──────── Supplied information ────────

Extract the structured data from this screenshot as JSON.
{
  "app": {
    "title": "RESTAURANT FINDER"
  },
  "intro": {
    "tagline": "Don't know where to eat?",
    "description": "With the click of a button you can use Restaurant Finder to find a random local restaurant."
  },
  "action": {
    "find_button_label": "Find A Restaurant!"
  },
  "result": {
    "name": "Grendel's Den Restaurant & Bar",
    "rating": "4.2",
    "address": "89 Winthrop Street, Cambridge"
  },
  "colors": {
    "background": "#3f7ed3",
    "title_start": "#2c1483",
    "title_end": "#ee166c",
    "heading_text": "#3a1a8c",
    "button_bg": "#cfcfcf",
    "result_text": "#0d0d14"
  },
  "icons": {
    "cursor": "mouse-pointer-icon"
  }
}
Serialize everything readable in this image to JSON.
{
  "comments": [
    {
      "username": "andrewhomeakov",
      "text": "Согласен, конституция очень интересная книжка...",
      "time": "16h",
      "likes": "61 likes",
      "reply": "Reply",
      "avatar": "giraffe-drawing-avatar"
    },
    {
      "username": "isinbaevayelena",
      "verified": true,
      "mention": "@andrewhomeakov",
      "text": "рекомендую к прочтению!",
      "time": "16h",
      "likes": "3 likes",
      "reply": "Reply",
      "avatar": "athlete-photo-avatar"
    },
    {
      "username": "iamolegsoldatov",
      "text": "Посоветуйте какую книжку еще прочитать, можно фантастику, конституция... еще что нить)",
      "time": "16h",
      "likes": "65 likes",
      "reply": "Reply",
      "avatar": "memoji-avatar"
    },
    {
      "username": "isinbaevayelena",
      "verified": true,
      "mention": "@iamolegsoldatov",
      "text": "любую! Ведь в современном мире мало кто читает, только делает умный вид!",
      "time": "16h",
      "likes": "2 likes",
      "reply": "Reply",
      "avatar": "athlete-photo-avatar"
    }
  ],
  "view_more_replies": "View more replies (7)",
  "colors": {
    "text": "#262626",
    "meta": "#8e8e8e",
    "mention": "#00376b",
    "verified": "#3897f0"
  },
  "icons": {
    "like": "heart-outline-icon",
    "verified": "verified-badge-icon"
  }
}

────────

Instructions to follow: Set down every record above exactly as given.

Result of this task:
Extract the structured data from this screenshot as JSON.
{
  "app": {
    "title": "RESTAURANT FINDER"
  },
  "intro": {
    "tagline": "Don't know where to eat?",
    "description": "With the click of a button you can use Restaurant Finder to find a random local restaurant."
  },
  "action": {
    "find_button_label": "Find A Restaurant!"
  },
  "result": {
    "name": "Grendel's Den Restaurant & Bar",
    "rating": "4.2",
    "address": "89 Winthrop Street, Cambridge"
  },
  "colors": {
    "background": "#3f7ed3",
    "title_start": "#2c1483",
    "title_end": "#ee166c",
    "heading_text": "#3a1a8c",
    "button_bg": "#cfcfcf",
    "result_text": "#0d0d14"
  },
  "icons": {
    "cursor": "mouse-pointer-icon"
  }
}
Serialize everything readable in this image to JSON.
{
  "comments": [
    {
      "username": "andrewhomeakov",
      "text": "Согласен, конституция очень интересная книжка...",
      "time": "16h",
      "likes": "61 likes",
      "reply": "Reply",
      "avatar": "giraffe-drawing-avatar"
    },
    {
      "username": "isinbaevayelena",
      "verified": true,
      "mention": "@andrewhomeakov",
      "text": "рекомендую к прочтению!",
      "time": "16h",
      "likes": "3 likes",
      "reply": "Reply",
      "avatar": "athlete-photo-avatar"
    },
    {
      "username": "iamolegsoldatov",
      "text": "Посоветуйте какую книжку еще прочитать, можно фантастику, конституция... еще что нить)",
      "time": "16h",
      "likes": "65 likes",
      "reply": "Reply",
      "avatar": "memoji-avatar"
    },
    {
      "username": "isinbaevayelena",
      "verified": true,
      "mention": "@iamolegsoldatov",
      "text": "любую! Ведь в современном мире мало кто читает, только делает умный вид!",
      "time": "16h",
      "likes": "2 likes",
      "reply": "Reply",
      "avatar": "athlete-photo-avatar"
    }
  ],
  "view_more_replies": "View more replies (7)",
  "colors": {
    "text": "#262626",
    "meta": "#8e8e8e",
    "mention": "#00376b",
    "verified": "#3897f0"
  },
  "icons": {
    "like": "heart-outline-icon",
    "verified": "verified-badge-icon"
  }
}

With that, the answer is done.